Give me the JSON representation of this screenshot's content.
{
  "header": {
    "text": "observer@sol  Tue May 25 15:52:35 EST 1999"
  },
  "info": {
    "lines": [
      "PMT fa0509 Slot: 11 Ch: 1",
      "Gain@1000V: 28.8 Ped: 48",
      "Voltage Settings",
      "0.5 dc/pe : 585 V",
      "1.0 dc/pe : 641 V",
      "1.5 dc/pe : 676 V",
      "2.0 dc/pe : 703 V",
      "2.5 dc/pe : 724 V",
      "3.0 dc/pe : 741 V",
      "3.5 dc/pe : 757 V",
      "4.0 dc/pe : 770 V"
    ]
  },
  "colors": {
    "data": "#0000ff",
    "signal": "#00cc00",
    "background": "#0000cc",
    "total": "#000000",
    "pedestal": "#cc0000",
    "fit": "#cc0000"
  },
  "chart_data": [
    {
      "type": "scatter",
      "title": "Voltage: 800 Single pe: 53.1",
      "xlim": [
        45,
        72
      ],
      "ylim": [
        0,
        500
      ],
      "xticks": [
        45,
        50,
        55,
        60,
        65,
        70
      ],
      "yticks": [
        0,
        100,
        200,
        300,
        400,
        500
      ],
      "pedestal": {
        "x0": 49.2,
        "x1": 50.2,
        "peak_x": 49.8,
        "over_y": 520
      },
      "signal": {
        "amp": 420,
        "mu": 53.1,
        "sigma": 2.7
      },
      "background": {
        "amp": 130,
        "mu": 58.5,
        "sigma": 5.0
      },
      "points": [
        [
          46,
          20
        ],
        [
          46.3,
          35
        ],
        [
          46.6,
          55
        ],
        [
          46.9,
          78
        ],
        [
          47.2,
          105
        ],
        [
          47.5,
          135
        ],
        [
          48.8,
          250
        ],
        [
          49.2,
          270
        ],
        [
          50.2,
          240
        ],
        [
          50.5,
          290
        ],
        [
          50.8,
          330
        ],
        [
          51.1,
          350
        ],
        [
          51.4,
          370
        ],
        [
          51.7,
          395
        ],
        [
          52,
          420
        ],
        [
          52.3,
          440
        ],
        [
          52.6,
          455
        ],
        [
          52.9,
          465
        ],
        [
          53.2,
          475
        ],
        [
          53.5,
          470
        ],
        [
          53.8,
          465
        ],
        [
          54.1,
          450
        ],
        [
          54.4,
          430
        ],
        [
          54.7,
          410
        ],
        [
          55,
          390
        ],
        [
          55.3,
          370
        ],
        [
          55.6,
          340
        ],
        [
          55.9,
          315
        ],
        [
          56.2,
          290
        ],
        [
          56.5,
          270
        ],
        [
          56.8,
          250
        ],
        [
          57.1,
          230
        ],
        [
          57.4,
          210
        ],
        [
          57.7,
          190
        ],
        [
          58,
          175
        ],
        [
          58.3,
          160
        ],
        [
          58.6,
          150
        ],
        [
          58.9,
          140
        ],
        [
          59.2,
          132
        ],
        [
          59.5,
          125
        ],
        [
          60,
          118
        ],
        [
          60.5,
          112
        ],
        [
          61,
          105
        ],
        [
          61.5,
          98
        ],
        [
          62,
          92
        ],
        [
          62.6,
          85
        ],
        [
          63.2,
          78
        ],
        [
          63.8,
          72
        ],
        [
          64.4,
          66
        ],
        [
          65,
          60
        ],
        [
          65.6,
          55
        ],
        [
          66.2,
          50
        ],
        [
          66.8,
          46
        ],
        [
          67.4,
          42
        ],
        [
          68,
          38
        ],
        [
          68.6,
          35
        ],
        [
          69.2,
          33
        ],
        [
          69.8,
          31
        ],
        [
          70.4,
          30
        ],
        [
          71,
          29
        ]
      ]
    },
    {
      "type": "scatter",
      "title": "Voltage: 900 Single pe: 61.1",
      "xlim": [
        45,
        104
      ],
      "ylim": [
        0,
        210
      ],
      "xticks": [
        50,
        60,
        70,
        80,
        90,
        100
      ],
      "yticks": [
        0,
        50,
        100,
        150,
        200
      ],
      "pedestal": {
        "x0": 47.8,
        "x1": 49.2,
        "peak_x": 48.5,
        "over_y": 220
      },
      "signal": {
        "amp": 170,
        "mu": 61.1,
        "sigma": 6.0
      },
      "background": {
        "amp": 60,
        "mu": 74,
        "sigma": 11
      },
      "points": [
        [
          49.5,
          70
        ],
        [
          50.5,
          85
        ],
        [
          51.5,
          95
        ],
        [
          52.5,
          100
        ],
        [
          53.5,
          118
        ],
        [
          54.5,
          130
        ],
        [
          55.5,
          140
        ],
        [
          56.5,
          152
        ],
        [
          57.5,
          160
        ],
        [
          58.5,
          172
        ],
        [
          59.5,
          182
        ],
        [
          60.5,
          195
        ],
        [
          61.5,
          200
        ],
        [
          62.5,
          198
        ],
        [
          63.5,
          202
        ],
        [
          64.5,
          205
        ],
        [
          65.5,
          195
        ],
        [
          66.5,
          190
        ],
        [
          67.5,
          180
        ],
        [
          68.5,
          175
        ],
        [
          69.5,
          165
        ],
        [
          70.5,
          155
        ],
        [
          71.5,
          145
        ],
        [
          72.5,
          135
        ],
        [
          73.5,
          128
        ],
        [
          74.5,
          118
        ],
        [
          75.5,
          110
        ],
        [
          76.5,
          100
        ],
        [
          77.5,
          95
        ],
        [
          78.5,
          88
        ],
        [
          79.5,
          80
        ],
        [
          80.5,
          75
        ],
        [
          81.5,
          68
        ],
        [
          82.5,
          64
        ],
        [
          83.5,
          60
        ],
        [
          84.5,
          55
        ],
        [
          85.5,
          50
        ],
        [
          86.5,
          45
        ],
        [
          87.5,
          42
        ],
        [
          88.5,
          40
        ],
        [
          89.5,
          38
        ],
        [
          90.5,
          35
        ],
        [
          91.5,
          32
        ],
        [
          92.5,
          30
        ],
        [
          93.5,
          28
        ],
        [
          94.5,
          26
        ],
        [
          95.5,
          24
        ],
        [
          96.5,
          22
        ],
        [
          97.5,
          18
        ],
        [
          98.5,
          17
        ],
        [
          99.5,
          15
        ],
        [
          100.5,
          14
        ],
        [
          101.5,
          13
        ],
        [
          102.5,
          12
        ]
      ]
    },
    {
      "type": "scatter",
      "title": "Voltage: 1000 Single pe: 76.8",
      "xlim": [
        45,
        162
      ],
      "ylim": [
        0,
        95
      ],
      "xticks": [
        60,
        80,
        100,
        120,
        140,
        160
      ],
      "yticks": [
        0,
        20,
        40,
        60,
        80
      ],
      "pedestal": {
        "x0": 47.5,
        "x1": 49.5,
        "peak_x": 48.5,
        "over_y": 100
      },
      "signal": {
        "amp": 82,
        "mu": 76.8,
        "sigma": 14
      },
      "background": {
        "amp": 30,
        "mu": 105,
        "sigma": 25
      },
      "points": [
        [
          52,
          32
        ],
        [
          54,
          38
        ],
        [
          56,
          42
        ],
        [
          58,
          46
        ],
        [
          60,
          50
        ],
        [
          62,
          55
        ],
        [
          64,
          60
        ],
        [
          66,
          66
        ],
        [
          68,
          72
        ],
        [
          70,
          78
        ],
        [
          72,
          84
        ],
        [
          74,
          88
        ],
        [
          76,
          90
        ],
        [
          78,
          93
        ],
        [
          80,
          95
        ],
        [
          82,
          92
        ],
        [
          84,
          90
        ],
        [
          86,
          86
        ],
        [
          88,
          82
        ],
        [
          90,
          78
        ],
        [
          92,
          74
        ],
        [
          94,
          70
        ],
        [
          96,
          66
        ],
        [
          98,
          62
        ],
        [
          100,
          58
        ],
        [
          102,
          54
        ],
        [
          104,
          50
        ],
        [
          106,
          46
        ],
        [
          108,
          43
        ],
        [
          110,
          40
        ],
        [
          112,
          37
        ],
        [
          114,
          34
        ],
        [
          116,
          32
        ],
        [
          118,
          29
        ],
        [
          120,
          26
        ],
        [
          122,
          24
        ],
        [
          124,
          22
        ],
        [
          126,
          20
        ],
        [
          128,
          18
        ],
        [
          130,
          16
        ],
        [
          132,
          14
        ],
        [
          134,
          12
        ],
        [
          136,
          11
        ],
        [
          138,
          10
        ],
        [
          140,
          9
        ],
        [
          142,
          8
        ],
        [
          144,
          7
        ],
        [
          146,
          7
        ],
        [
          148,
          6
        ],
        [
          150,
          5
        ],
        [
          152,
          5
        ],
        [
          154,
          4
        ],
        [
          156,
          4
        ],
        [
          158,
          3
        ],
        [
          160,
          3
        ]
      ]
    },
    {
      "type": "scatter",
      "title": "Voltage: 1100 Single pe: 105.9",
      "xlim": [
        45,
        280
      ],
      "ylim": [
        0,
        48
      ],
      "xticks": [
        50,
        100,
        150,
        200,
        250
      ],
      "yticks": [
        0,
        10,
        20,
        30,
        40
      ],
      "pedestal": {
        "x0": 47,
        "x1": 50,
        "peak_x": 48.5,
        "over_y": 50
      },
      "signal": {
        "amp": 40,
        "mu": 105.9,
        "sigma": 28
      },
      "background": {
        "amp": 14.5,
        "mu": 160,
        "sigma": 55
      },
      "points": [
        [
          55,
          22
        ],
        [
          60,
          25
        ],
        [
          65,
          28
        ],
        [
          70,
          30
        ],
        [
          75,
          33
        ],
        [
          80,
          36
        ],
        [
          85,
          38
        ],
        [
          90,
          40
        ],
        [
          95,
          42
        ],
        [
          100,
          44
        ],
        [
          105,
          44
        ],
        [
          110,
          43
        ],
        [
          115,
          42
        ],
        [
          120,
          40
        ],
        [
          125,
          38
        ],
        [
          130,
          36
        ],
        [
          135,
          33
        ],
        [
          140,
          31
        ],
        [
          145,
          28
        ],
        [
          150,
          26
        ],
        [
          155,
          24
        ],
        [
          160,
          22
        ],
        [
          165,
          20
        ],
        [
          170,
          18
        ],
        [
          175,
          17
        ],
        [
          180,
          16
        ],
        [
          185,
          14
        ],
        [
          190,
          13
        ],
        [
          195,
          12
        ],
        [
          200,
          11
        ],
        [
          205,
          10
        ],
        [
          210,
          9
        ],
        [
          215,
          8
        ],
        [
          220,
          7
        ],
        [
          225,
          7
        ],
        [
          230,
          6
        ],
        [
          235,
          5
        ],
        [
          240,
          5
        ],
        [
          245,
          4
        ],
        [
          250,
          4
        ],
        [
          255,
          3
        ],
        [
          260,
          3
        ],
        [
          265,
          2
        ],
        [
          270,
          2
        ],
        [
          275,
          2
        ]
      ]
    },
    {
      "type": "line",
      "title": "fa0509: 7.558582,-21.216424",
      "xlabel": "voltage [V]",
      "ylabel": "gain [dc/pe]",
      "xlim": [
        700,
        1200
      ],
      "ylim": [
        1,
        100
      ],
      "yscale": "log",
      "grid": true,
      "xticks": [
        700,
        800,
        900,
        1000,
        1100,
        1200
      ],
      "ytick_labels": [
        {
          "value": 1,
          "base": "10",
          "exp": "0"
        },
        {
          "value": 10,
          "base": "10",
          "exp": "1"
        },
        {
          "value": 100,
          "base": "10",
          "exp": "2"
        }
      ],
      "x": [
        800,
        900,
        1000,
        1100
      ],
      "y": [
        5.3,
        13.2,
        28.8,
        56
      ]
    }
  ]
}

__Exercise objective__
Copy down every line of the material above that includes the string "sigma".

__Answer in full__
        "sigma": 2.7
        "sigma": 5.0
        "sigma": 6.0
        "sigma": 11
        "sigma": 14
        "sigma": 25
        "sigma": 28
        "sigma": 55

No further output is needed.